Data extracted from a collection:
--- BEGIN ---
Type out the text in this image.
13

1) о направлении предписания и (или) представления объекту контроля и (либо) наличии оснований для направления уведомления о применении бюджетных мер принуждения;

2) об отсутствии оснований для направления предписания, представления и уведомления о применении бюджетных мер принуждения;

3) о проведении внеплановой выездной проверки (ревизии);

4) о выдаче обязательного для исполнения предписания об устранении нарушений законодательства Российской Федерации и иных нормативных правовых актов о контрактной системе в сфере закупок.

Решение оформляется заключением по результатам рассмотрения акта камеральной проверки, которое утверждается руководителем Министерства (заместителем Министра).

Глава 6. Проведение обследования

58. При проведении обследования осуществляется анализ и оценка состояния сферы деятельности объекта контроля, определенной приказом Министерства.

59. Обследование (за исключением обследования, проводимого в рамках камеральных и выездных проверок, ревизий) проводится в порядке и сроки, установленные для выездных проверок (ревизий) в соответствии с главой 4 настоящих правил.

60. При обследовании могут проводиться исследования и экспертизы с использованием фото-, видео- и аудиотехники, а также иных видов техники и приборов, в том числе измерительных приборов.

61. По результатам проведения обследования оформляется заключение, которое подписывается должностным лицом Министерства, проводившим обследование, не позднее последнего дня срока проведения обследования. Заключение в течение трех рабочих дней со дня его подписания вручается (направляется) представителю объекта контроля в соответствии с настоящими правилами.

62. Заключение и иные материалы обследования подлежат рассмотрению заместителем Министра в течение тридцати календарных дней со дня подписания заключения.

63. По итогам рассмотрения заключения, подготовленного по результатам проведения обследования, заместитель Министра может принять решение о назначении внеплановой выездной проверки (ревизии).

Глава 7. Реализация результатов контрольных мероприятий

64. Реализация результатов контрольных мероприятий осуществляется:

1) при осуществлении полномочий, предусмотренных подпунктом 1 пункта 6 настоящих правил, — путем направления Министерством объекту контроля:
--- END ---
WHAT THIS TASK INVOLVES: Look through the data and show every line containing "соответствии".

FINISHED TASK:
59. Обследование (за исключением обследования, проводимого в рамках камеральных и выездных проверок, ревизий) проводится в порядке и сроки, установленные для выездных проверок (ревизий) в соответствии с главой 4 настоящих правил.
61. По результатам проведения обследования оформляется заключение, которое подписывается должностным лицом Министерства, проводившим обследование, не позднее последнего дня срока проведения обследования. Заключение в течение трех рабочих дней со дня его подписания вручается (направляется) представителю объекта контроля в соответствии с настоящими правилами.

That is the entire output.